* _TASK PROMPT_: Quote the lines starting with the one containing "url-highlight-box bbox=[531, 726, 1361, 774]" and ending with the one containing "workflows-app-icon bbox=[144, 96, 180, 132]", both included.

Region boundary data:
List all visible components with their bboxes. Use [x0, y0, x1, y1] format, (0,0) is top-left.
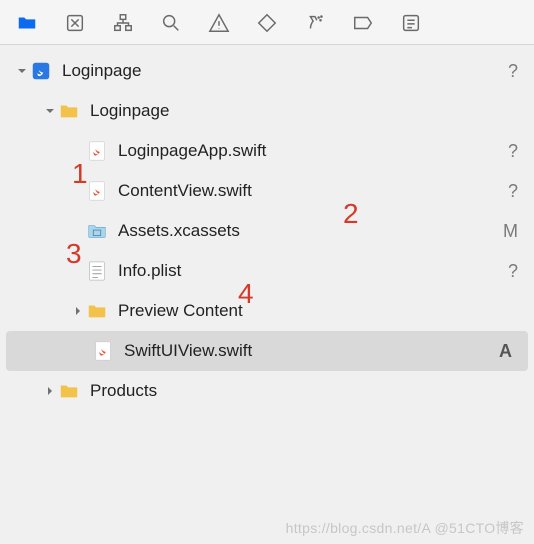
tree-label: Info.plist — [118, 261, 494, 281]
status-badge: ? — [494, 181, 518, 202]
breakpoints-icon[interactable] — [350, 10, 376, 36]
navigator-toolbar — [0, 0, 534, 45]
tree-row-root[interactable]: Loginpage ? — [0, 51, 534, 91]
folder-icon — [58, 380, 80, 402]
swift-file-icon — [86, 140, 108, 162]
folder-icon — [58, 100, 80, 122]
tree-label: ContentView.swift — [118, 181, 494, 201]
issues-icon[interactable] — [206, 10, 232, 36]
tree-row-folder[interactable]: Loginpage — [0, 91, 534, 131]
symbol-navigator-icon[interactable] — [110, 10, 136, 36]
folder-icon — [86, 300, 108, 322]
app-icon — [30, 60, 52, 82]
tree-row-file-selected[interactable]: SwiftUIView.swift A — [6, 331, 528, 371]
tree-row-file[interactable]: LoginpageApp.swift ? — [0, 131, 534, 171]
tree-row-folder[interactable]: Preview Content — [0, 291, 534, 331]
tree-label: Loginpage — [62, 61, 494, 81]
tree-label: SwiftUIView.swift — [124, 341, 488, 361]
tree-label: LoginpageApp.swift — [118, 141, 494, 161]
tree-row-file[interactable]: Assets.xcassets M — [0, 211, 534, 251]
tree-label: Preview Content — [118, 301, 494, 321]
tree-row-file[interactable]: ContentView.swift ? — [0, 171, 534, 211]
debug-icon[interactable] — [302, 10, 328, 36]
status-badge: A — [488, 341, 512, 362]
swift-file-icon — [86, 180, 108, 202]
project-tree: Loginpage ? Loginpage LoginpageApp.swift… — [0, 45, 534, 411]
status-badge: ? — [494, 61, 518, 82]
tree-label: Assets.xcassets — [118, 221, 494, 241]
status-badge: ? — [494, 141, 518, 162]
watermark: https://blog.csdn.net/A @51CTO博客 — [286, 518, 524, 538]
source-control-icon[interactable] — [62, 10, 88, 36]
swift-file-icon — [92, 340, 114, 362]
reports-icon[interactable] — [398, 10, 424, 36]
tree-row-folder[interactable]: Products — [0, 371, 534, 411]
status-badge: M — [494, 221, 518, 242]
tree-label: Products — [90, 381, 494, 401]
project-navigator-icon[interactable] — [14, 10, 40, 36]
chevron-down-icon[interactable] — [42, 105, 58, 117]
tree-label: Loginpage — [90, 101, 494, 121]
chevron-right-icon[interactable] — [42, 385, 58, 397]
plist-file-icon — [86, 260, 108, 282]
chevron-down-icon[interactable] — [14, 65, 30, 77]
search-icon[interactable] — [158, 10, 184, 36]
status-badge: ? — [494, 261, 518, 282]
tests-icon[interactable] — [254, 10, 280, 36]
chevron-right-icon[interactable] — [70, 305, 86, 317]
tree-row-file[interactable]: Info.plist ? — [0, 251, 534, 291]
assets-folder-icon — [86, 220, 108, 242]
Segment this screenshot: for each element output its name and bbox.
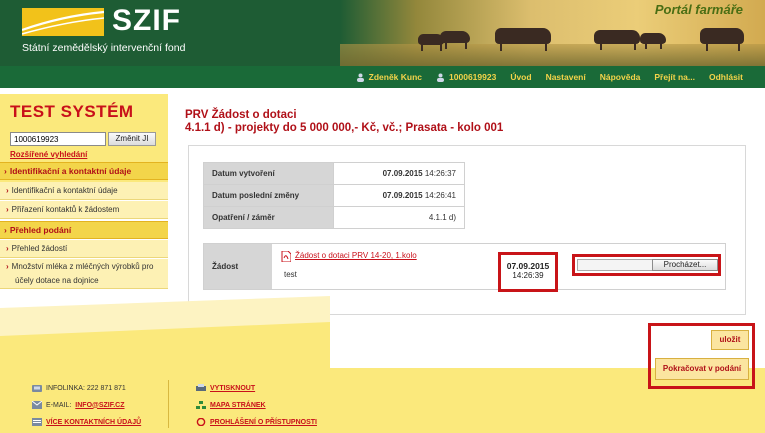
sidebar-item-applications[interactable]: › Přehled žádostí xyxy=(0,240,168,258)
nav-uvod[interactable]: Úvod xyxy=(510,72,531,82)
site-header: SZIF Státní zemědělský intervenční fond … xyxy=(0,0,765,66)
sidebar-section-identification[interactable]: › Identifikační a kontaktní údaje xyxy=(0,162,168,180)
user-id-link[interactable]: 1000619923 xyxy=(436,72,496,82)
created-value: 07.09.2015 14:26:37 xyxy=(333,162,465,185)
chevron-right-icon: › xyxy=(4,225,7,235)
footer-print: VYTISKNOUT xyxy=(196,384,255,392)
application-pdf-link[interactable]: Žádost o dotaci PRV 14-20, 1.kolo xyxy=(295,251,417,260)
application-note: test xyxy=(284,270,297,279)
nav-odhlasit[interactable]: Odhlásit xyxy=(709,72,743,82)
sidebar-section-overview[interactable]: › Přehled podání xyxy=(0,221,168,239)
accessibility-icon xyxy=(196,417,206,427)
logo-subtitle: Státní zemědělský intervenční fond xyxy=(22,42,186,54)
contacts-icon xyxy=(32,418,42,426)
portal-title: Portál farmáře xyxy=(654,2,743,17)
application-time: 14:26:39 xyxy=(512,271,544,280)
chevron-right-icon: › xyxy=(6,244,9,253)
user-name: Zdeněk Kunc xyxy=(368,72,423,82)
print-link[interactable]: VYTISKNOUT xyxy=(210,385,255,392)
decorative-yellow-wedge xyxy=(0,296,330,368)
chevron-right-icon: › xyxy=(4,166,7,176)
email-link[interactable]: INFO@SZIF.CZ xyxy=(75,402,124,409)
system-title: TEST SYSTÉM xyxy=(10,102,134,121)
sidebar-item-contacts[interactable]: › Přiřazení kontaktů k žádostem xyxy=(0,201,168,219)
email-label: E-MAIL: xyxy=(46,401,72,409)
nav-napoveda[interactable]: Nápověda xyxy=(600,72,641,82)
continue-submission-button[interactable]: Pokračovat v podání xyxy=(655,358,749,380)
top-navigation: Zdeněk Kunc 1000619923 Úvod Nastavení Ná… xyxy=(0,66,765,88)
modified-label: Datum poslední změny xyxy=(203,184,334,207)
extended-search-link[interactable]: Rozšířené vyhledání xyxy=(10,150,87,159)
sidebar-item-milk[interactable]: › Množství mléka z mléčných výrobků pro ú… xyxy=(0,259,168,289)
sidebar-item-label-cont: účely dotace na dojnice xyxy=(15,276,99,285)
table-row: Datum vytvoření 07.09.2015 14:26:37 xyxy=(203,162,465,185)
accessibility-link[interactable]: PROHLÁŠENÍ O PŘÍSTUPNOSTI xyxy=(210,419,317,426)
szif-logo-icon xyxy=(22,8,104,36)
sitemap-link[interactable]: MAPA STRÁNEK xyxy=(210,402,266,409)
sidebar-item-label: Identifikační a kontaktní údaje xyxy=(11,186,118,195)
pdf-icon xyxy=(281,250,292,263)
browse-button[interactable]: Procházet... xyxy=(652,259,718,271)
page-title-line2: 4.1.1 d) - projekty do 5 000 000,- Kč, v… xyxy=(185,122,504,134)
change-ji-button[interactable]: Změnit JI xyxy=(108,132,156,146)
measure-value: 4.1.1 d) xyxy=(333,206,465,229)
email-icon xyxy=(31,400,43,409)
ji-search-input[interactable] xyxy=(10,132,106,146)
user-id: 1000619923 xyxy=(449,72,497,82)
application-date-highlight: 07.09.2015 14:26:39 xyxy=(498,252,558,292)
logo-text[interactable]: SZIF xyxy=(112,4,181,38)
sitemap-icon xyxy=(196,401,206,409)
footer-accessibility: PROHLÁŠENÍ O PŘÍSTUPNOSTI xyxy=(196,417,317,427)
nav-prejit-na[interactable]: Přejít na... xyxy=(654,72,695,82)
phone-icon xyxy=(32,384,42,392)
save-button[interactable]: uložit xyxy=(711,330,749,350)
header-grass xyxy=(340,44,765,66)
file-path-input[interactable] xyxy=(577,259,653,271)
chevron-right-icon: › xyxy=(6,186,9,195)
modified-value: 07.09.2015 14:26:41 xyxy=(333,184,465,207)
info-table: Datum vytvoření 07.09.2015 14:26:37 Datu… xyxy=(203,162,465,229)
nav-nastaveni[interactable]: Nastavení xyxy=(546,72,586,82)
footer-sitemap: MAPA STRÁNEK xyxy=(196,401,266,409)
sidebar-item-identification[interactable]: › Identifikační a kontaktní údaje xyxy=(0,182,168,200)
sidebar-item-label: Přiřazení kontaktů k žádostem xyxy=(11,205,120,214)
page-title-line1: PRV Žádost o dotaci xyxy=(185,109,297,121)
measure-label: Opatření / záměr xyxy=(203,206,334,229)
sidebar-item-label: Přehled žádostí xyxy=(11,244,68,253)
infolinka-text: INFOLINKA: 222 871 871 xyxy=(46,384,126,392)
person-icon xyxy=(356,73,365,82)
page-title: PRV Žádost o dotaci 4.1.1 d) - projekty … xyxy=(185,109,503,134)
application-date: 07.09.2015 xyxy=(506,261,550,271)
footer-email: E-MAIL: INFO@SZIF.CZ xyxy=(31,400,125,409)
user-name-link[interactable]: Zdeněk Kunc xyxy=(356,72,422,82)
sidebar-section-label: Identifikační a kontaktní údaje xyxy=(9,166,132,176)
chevron-right-icon: › xyxy=(6,262,9,271)
person-icon xyxy=(436,73,445,82)
created-label: Datum vytvoření xyxy=(203,162,334,185)
sidebar-item-label: Množství mléka z mléčných výrobků pro xyxy=(11,262,154,271)
chevron-right-icon: › xyxy=(6,205,9,214)
footer-contacts: VÍCE KONTAKTNÍCH ÚDAJŮ xyxy=(32,418,141,426)
sidebar-section-label: Přehled podání xyxy=(9,225,72,235)
footer-divider xyxy=(168,380,169,428)
printer-icon xyxy=(196,384,206,392)
table-row: Datum poslední změny 07.09.2015 14:26:41 xyxy=(203,184,465,207)
table-row: Opatření / záměr 4.1.1 d) xyxy=(203,206,465,229)
contacts-link[interactable]: VÍCE KONTAKTNÍCH ÚDAJŮ xyxy=(46,419,141,426)
footer-infoline: INFOLINKA: 222 871 871 xyxy=(32,384,126,392)
application-label: Žádost xyxy=(204,244,272,289)
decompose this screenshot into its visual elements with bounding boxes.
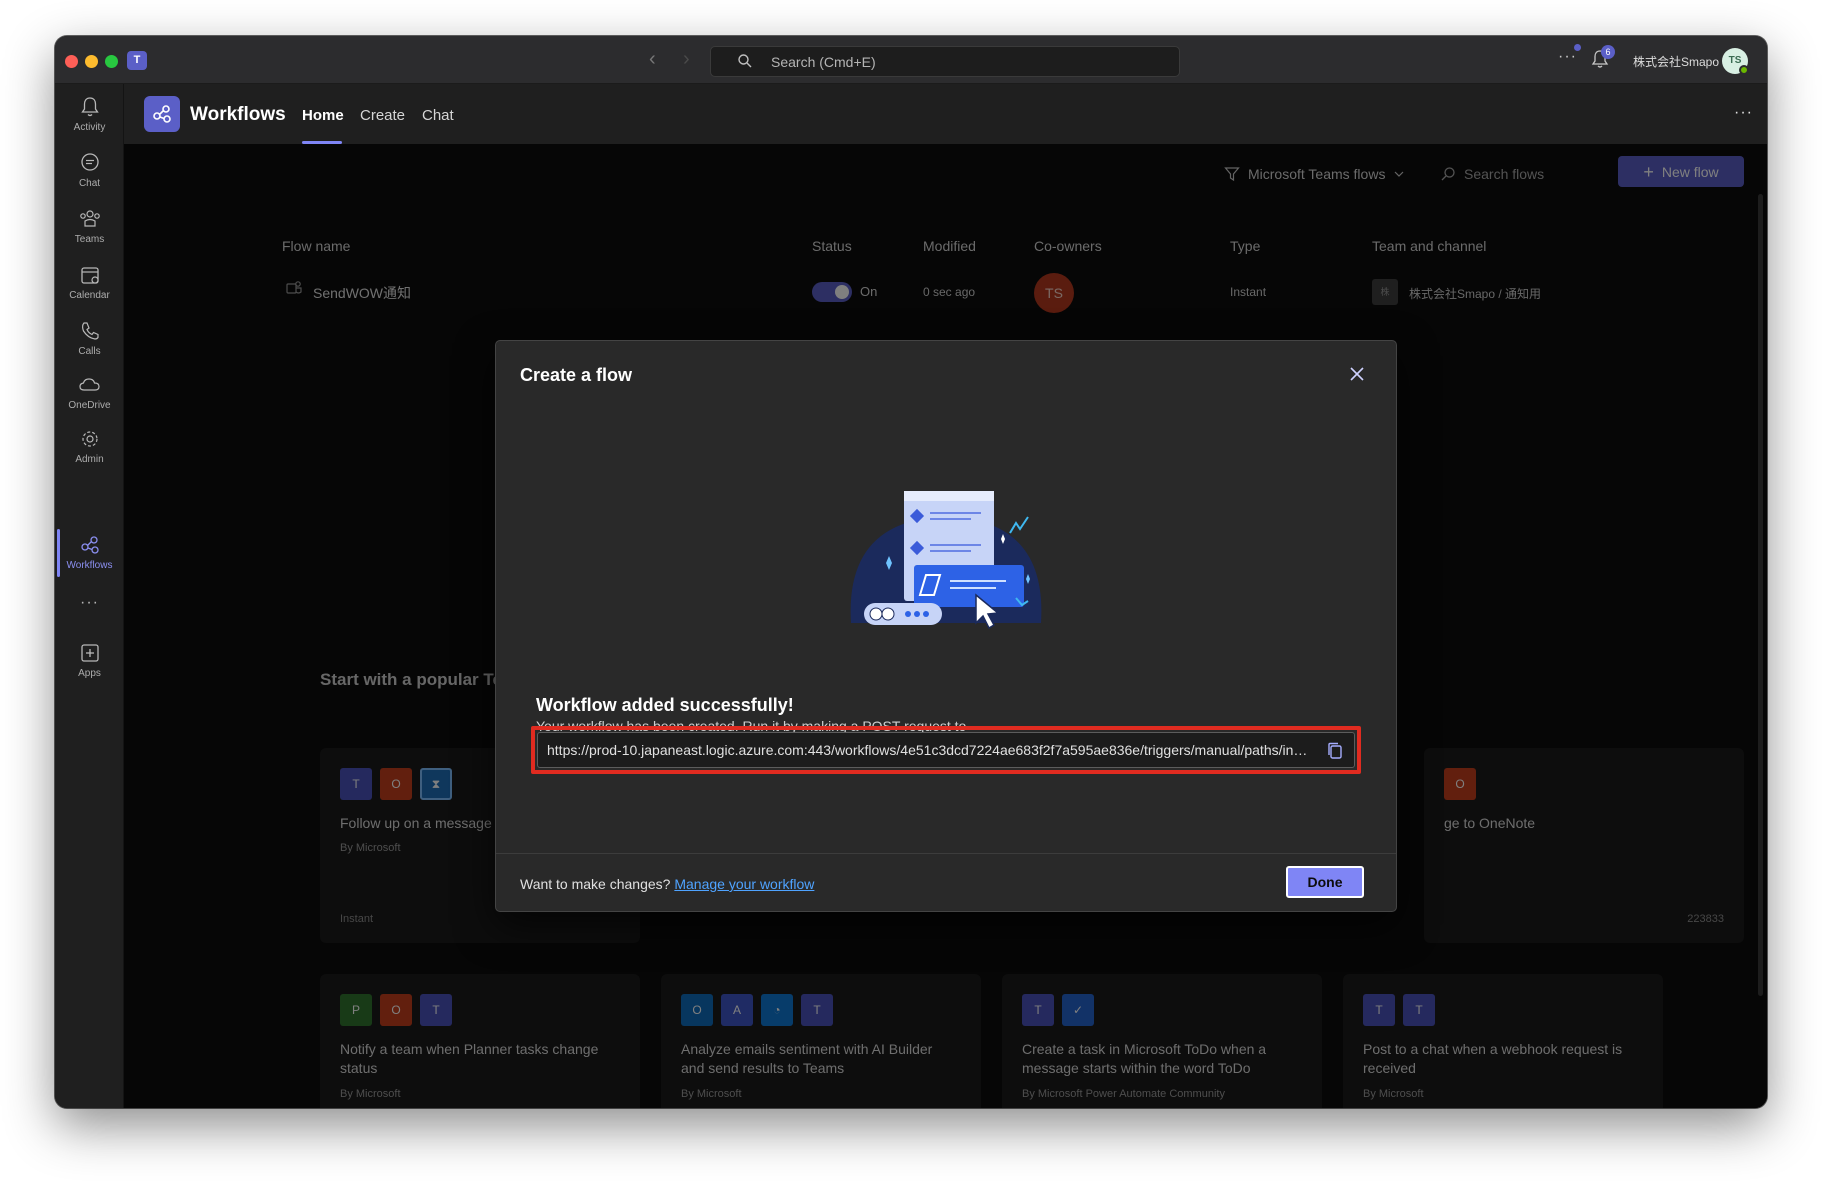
url-highlight-box bbox=[531, 726, 1361, 774]
rail-label: Admin bbox=[75, 454, 104, 465]
rail-item-calendar[interactable]: Calendar bbox=[55, 262, 124, 301]
dialog-title: Create a flow bbox=[520, 365, 633, 385]
app-title: Workflows bbox=[190, 104, 286, 125]
rail-item-apps[interactable]: Apps bbox=[55, 640, 124, 679]
gear-icon bbox=[81, 431, 98, 447]
rail-label: Chat bbox=[78, 178, 101, 189]
dialog-footer: Want to make changes? Manage your workfl… bbox=[520, 876, 814, 892]
rail-label: Calls bbox=[78, 346, 101, 357]
teams-icon bbox=[79, 210, 100, 227]
rail-label: Calendar bbox=[69, 290, 110, 301]
rail-label: Activity bbox=[73, 122, 106, 133]
org-name[interactable]: 株式会社Smapo bbox=[1633, 53, 1719, 70]
tab-chat[interactable]: Chat bbox=[422, 107, 454, 124]
close-window-button[interactable] bbox=[65, 55, 78, 68]
workflows-app-icon bbox=[144, 96, 180, 132]
more-options-icon[interactable]: ··· bbox=[1734, 104, 1753, 122]
workflow-success-illustration bbox=[850, 491, 1042, 630]
bell-icon bbox=[80, 97, 99, 117]
minimize-window-button[interactable] bbox=[85, 55, 98, 68]
presence-available-icon bbox=[1739, 65, 1749, 75]
phone-icon bbox=[81, 322, 99, 340]
rail-label: OneDrive bbox=[68, 400, 111, 411]
rail-item-teams[interactable]: Teams bbox=[55, 206, 124, 245]
success-heading: Workflow added successfully! bbox=[536, 695, 794, 715]
manage-workflow-link[interactable]: Manage your workflow bbox=[674, 876, 814, 892]
rail-label: Teams bbox=[74, 234, 105, 245]
rail-label: Workflows bbox=[66, 560, 113, 571]
forward-arrow-icon[interactable]: › bbox=[683, 48, 690, 71]
create-flow-dialog: Create a flow Workflow added successfull… bbox=[496, 341, 1396, 911]
app-rail: Activity Chat Teams Calendar Calls OneDr… bbox=[55, 84, 124, 1108]
tab-home[interactable]: Home bbox=[302, 107, 344, 124]
teams-logo-icon: T bbox=[127, 51, 147, 70]
rail-label: Apps bbox=[78, 668, 101, 679]
more-options-icon[interactable]: ··· bbox=[1558, 48, 1577, 66]
chat-icon bbox=[80, 153, 99, 171]
teams-window: T ‹ › Search (Cmd+E) ··· 6 株式会社Smapo TS … bbox=[55, 36, 1767, 1108]
rail-item-workflows[interactable]: Workflows bbox=[55, 532, 124, 571]
rail-item-admin[interactable]: Admin bbox=[55, 426, 124, 465]
apps-icon bbox=[80, 644, 99, 662]
title-bar: T ‹ › Search (Cmd+E) ··· 6 株式会社Smapo TS bbox=[55, 36, 1767, 84]
dialog-divider bbox=[496, 853, 1396, 854]
rail-item-onedrive[interactable]: OneDrive bbox=[55, 372, 124, 411]
cloud-icon bbox=[78, 378, 100, 391]
rail-item-activity[interactable]: Activity bbox=[55, 94, 124, 133]
search-icon bbox=[738, 54, 752, 68]
maximize-window-button[interactable] bbox=[105, 55, 118, 68]
workflows-icon bbox=[80, 536, 99, 554]
global-search-input[interactable]: Search (Cmd+E) bbox=[710, 46, 1180, 77]
footer-text: Want to make changes? bbox=[520, 876, 671, 892]
rail-more-button[interactable]: ··· bbox=[55, 594, 124, 612]
rail-item-calls[interactable]: Calls bbox=[55, 318, 124, 357]
close-icon[interactable] bbox=[1346, 363, 1368, 385]
tab-create[interactable]: Create bbox=[360, 107, 405, 124]
done-button[interactable]: Done bbox=[1286, 866, 1364, 898]
rail-item-chat[interactable]: Chat bbox=[55, 150, 124, 189]
search-placeholder: Search (Cmd+E) bbox=[771, 54, 876, 70]
notification-badge: 6 bbox=[1601, 45, 1615, 59]
calendar-icon bbox=[80, 267, 99, 284]
app-header: Workflows Home Create Chat ··· bbox=[124, 84, 1767, 144]
back-arrow-icon[interactable]: ‹ bbox=[649, 48, 656, 71]
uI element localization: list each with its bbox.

* _WORKED SOLUTION_:
url-highlight-box bbox=[531, 726, 1361, 774]
rail-label: Admin bbox=[75, 454, 104, 465]
rail-item-calendar[interactable]: Calendar bbox=[55, 262, 124, 301]
dialog-title: Create a flow bbox=[520, 365, 633, 385]
app-title: Workflows bbox=[190, 104, 286, 125]
rail-item-apps[interactable]: Apps bbox=[55, 640, 124, 679]
gear-icon bbox=[81, 431, 98, 447]
rail-label: Chat bbox=[78, 178, 101, 189]
dialog-footer: Want to make changes? Manage your workfl… bbox=[520, 876, 814, 892]
rail-label: Calls bbox=[78, 346, 101, 357]
teams-icon bbox=[79, 210, 100, 227]
rail-label: Calendar bbox=[69, 290, 110, 301]
rail-label: Activity bbox=[73, 122, 106, 133]
org-name[interactable]: 株式会社Smapo bbox=[1633, 53, 1719, 70]
tab-chat[interactable]: Chat bbox=[422, 107, 454, 124]
close-window-button[interactable] bbox=[65, 55, 78, 68]
workflows-app-icon bbox=[144, 96, 180, 132]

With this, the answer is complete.